[Materials provided]
»»

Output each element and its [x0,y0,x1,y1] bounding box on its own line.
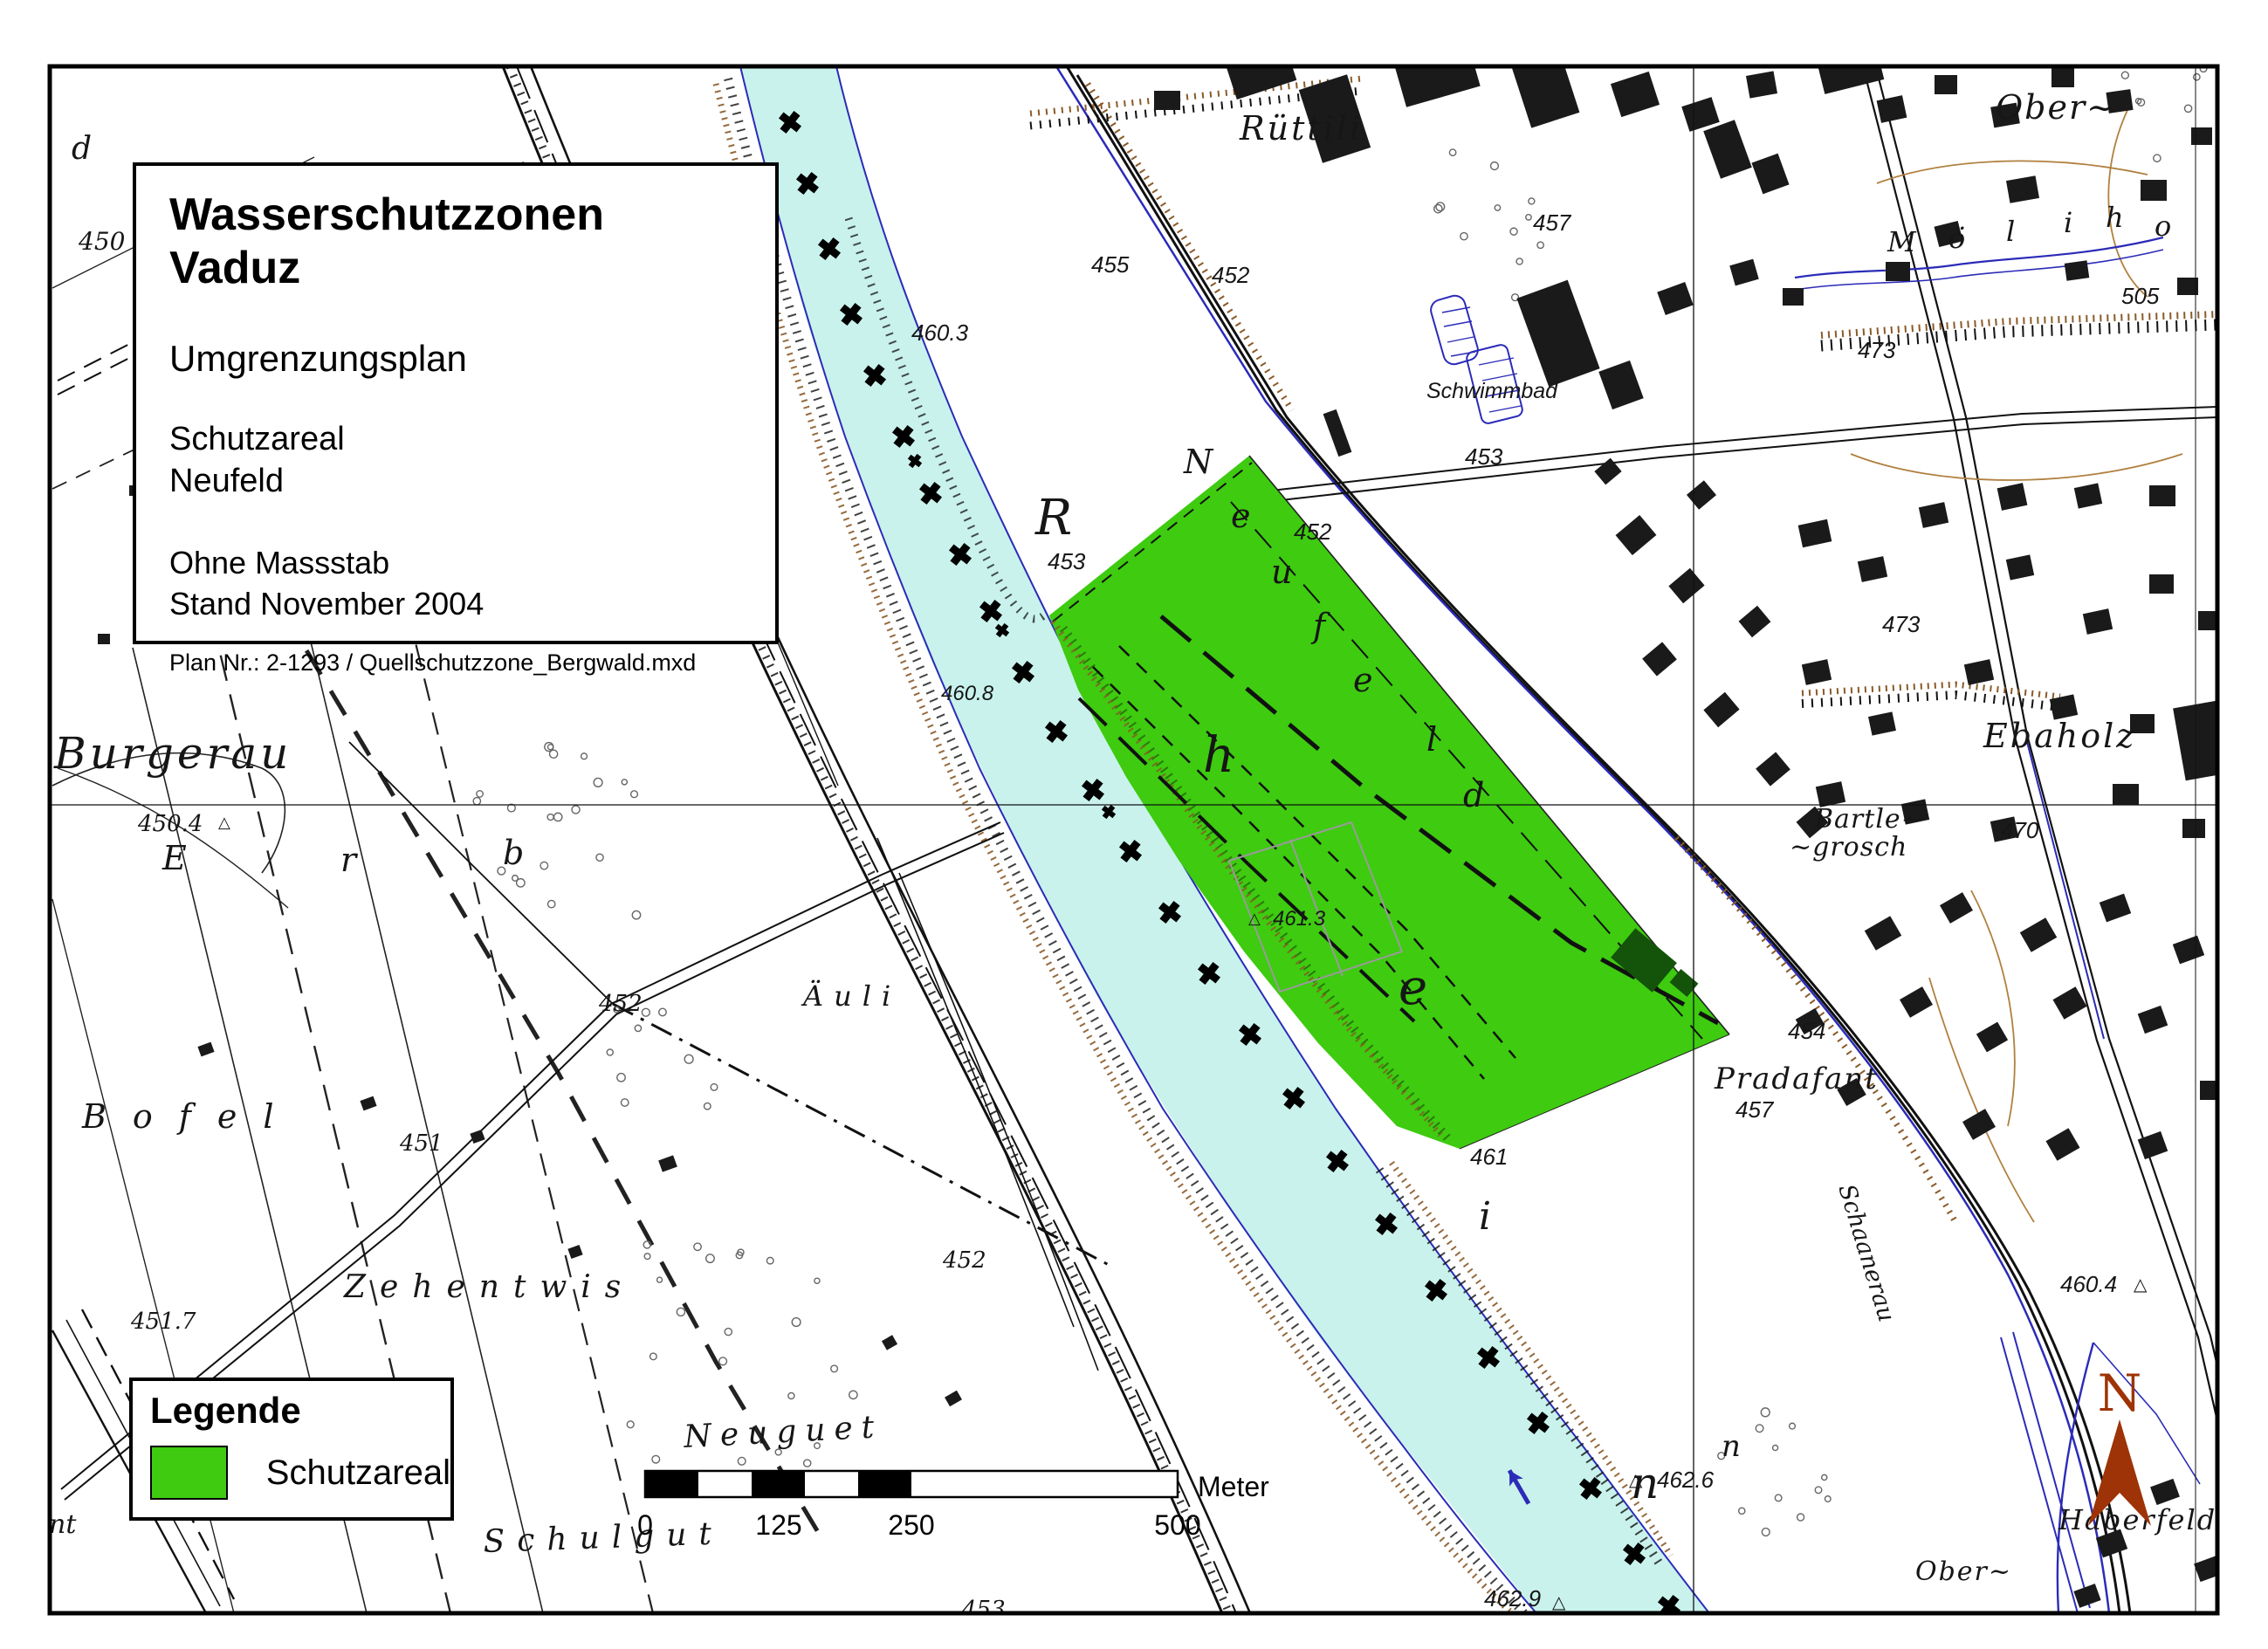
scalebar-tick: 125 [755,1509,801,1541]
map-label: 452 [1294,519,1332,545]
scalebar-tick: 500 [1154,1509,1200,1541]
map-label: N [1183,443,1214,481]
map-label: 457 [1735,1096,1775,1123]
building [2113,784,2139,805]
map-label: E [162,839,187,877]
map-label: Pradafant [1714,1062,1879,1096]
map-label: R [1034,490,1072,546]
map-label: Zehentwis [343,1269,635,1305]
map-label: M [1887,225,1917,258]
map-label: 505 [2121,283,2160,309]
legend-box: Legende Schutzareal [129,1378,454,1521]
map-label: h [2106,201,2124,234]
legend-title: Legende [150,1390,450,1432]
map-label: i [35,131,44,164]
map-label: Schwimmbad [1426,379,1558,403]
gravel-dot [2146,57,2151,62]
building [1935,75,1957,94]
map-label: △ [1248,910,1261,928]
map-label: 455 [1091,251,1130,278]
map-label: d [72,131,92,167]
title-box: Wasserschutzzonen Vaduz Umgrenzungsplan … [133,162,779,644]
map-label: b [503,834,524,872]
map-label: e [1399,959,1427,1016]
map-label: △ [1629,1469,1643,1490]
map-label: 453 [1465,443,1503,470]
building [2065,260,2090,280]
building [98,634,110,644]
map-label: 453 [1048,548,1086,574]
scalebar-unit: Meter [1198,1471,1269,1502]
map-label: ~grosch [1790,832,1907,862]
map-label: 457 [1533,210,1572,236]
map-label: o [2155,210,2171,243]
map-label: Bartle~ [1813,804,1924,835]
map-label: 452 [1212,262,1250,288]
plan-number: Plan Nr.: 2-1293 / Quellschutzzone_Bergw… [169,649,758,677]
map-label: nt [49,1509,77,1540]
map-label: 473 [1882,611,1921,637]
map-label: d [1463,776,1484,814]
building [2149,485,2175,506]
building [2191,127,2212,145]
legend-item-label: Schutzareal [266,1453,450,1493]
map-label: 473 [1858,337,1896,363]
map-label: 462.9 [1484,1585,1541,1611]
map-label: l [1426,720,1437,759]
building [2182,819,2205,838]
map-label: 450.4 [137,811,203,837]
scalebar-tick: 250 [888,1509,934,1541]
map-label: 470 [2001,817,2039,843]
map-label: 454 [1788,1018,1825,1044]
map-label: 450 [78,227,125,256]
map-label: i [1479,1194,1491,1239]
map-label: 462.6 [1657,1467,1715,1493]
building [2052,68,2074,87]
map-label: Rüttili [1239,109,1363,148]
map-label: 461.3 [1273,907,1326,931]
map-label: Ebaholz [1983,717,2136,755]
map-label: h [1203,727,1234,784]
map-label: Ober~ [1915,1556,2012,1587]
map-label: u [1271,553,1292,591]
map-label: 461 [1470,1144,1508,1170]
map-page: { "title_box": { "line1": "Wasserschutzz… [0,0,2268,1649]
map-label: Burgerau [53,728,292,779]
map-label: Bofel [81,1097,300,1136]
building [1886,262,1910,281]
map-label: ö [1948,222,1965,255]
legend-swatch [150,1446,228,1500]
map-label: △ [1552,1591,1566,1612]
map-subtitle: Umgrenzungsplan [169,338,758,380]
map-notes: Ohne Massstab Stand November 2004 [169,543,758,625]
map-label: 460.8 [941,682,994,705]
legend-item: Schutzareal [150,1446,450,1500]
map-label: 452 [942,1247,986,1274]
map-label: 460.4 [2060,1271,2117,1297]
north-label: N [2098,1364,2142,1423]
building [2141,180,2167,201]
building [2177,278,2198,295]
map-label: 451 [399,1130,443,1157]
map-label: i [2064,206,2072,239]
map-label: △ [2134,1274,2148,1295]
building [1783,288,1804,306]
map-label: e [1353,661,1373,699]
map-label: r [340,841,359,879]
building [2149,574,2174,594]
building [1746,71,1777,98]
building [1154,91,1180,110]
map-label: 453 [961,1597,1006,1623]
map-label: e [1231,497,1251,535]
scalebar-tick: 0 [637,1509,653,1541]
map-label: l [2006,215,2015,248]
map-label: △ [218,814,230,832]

««

[Problem] Copy the stretch of the listing from the line containing "scalebar-tick: 125 [755,1509,801,1541]" through the line containing "building [2065,260,2090,280]", reproducing each line exactly.

[Exercise result]
scalebar-tick: 125 [755,1509,801,1541]
map-label: 452 [1294,519,1332,545]
scalebar-tick: 500 [1154,1509,1200,1541]
map-label: N [1183,443,1214,481]
map-label: 457 [1735,1096,1775,1123]
building [2113,784,2139,805]
map-label: E [162,839,187,877]
map-label: Pradafant [1714,1062,1879,1096]
map-label: R [1034,490,1072,546]
map-label: Zehentwis [343,1269,635,1305]
map-label: M [1887,225,1917,258]
map-label: 505 [2121,283,2160,309]
legend-box: Legende Schutzareal [129,1378,454,1521]
map-label: h [2106,201,2124,234]
legend-title: Legende [150,1390,450,1432]
map-label: i [35,131,44,164]
map-label: Schwimmbad [1426,379,1558,403]
gravel-dot [2146,57,2151,62]
building [1935,75,1957,94]
map-label: △ [1248,910,1261,928]
map-label: 455 [1091,251,1130,278]
map-label: d [72,131,92,167]
title-box: Wasserschutzzonen Vaduz Umgrenzungsplan … [133,162,779,644]
map-label: b [503,834,524,872]
map-label: e [1399,959,1427,1016]
map-label: △ [1629,1469,1643,1490]
map-label: 453 [1465,443,1503,470]
building [2065,260,2090,280]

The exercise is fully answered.